◆ **Seçilen bölüm**:

╔══

Ali Sirmen
Ali Sirmen asirmen@cumhuriyet.com.tr Son Yazısı / Tüm Yazıları

‘Çözüm Süreci’ Fiyaskosu

28 Ekim 2014 Salı

Önce belirteyim: Başlık bir özlemin değil, gözlemin ifadesidir.
Türkiye’nin en önemli sorunu demokrasi sorunu çerçevesi içinde yer alan, Kürt sorununun barışçıl çözümünü kökeni ne olursa olsun aklı başında herkes ister.
Kimse çözümsüzlüğü temenni etmez, çünkü bedeli herkes için çok yüksektir.
Ama önce Bingöl, sonra Yüksekova’da meydana gelenler, Kobani’deki IŞİD saldırıları bahane edilerek Türkiye’nin dört bir yanında patlak veren olaylar, büyük bir tehlike ile karşı karşıya olduğumuzu gösteriyor.
Kürt sorununun çözümü konusunda adım atmak siyasal iktidarın işidir.
Siyasal iktidar, Kürt sorununa barışçıl çözüm bulacağım diye, “çözüm süreci” denen ama içeriğinin ne olduğu kamuoyuna açıklanmayan, herkesin ayrı telden çalıp, kendine göre yorumladığı bir süreci başlatmış, orada da “dostlar alış verişte görsün” kabilinden temaslarla bir çatışmasızlık süreci yaşanmıştır.
Aslında görüşmelerden bir sonuç çıkmamış olması, hiçbir şey olmadığı anlamını taşımıyor.
Çözüm süreci denen süreç zarfında büyük zaman kaybına koşut olarak üç de büyük ve önemli gelişme yaşandı.

***

Yaşanan gelişmeleri şöyle özetleyebiliriz.
1- Hiçbir şeyin olmadığı izleniminin engemen olduğu sırada, ülkenin bir kısmında devletin otoritesi sıfırlandı, büyük bir transformasyon süreci içinde bazı bölgelerde iktidar el değiştirdi.
Söz konusu otorite transferi o hale geldi, PKK’ye öyle bir güç kazandırdı ki, örgüt yol kesip kimlik denetimi yapmanın da ötesine geçerek, silah zoruyla devletin makinelerini kullanarak kendi şehitliklerini yaptırma eylemlerine bile girişti.
Çatışma olmamasını bu olguya, yani örgütün istediği hedeflere çatışmaya gerek duymadan ulaşmasına borçluyuz.
Ama kaosun egemen olması, barışçı bir ortamın bölgede oluşması anlamını taşımıyor.
Geçenlerde Mardin’den gelen haberler, bölgede Kürtler dışındaki azınlıkların devlet otoritesinden umudu kesip kendi başlarının çaresine bakmak üzere (böyle bir çözümü denemek de bir felakete yol açacaktır) hızla silahlanmakta oldukları yolundaydı.

╚══

Seçilen bölümde "Aslında görüşmelerden bir" ile "gelişmeleri şöyle özetleyebiliriz." arasındaki kısmı, iki uç da dahil, "zaman" sözcüğünü "vakit" ile değiştirerek yeniden yazın. Yalnızca seçilen bölümdeki bilgileri kullanın.

◆ **Toplanan malzeme**:

╔══

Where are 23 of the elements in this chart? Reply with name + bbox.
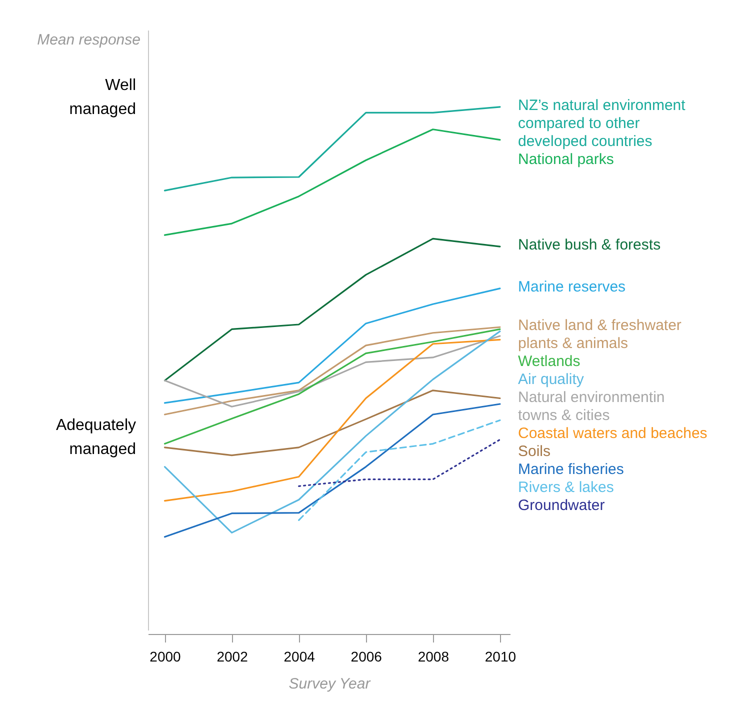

╚══

◆ **Sorunun çözümü**:
Aslında görüşmelerden bir sonuç çıkmamış olması, hiçbir şey olmadığı anlamını taşımıyor.
Çözüm süreci denen süreç zarfında büyük vakit kaybına koşut olarak üç de büyük ve önemli gelişme yaşandı.

***

Yaşanan gelişmeleri şöyle özetleyebiliriz.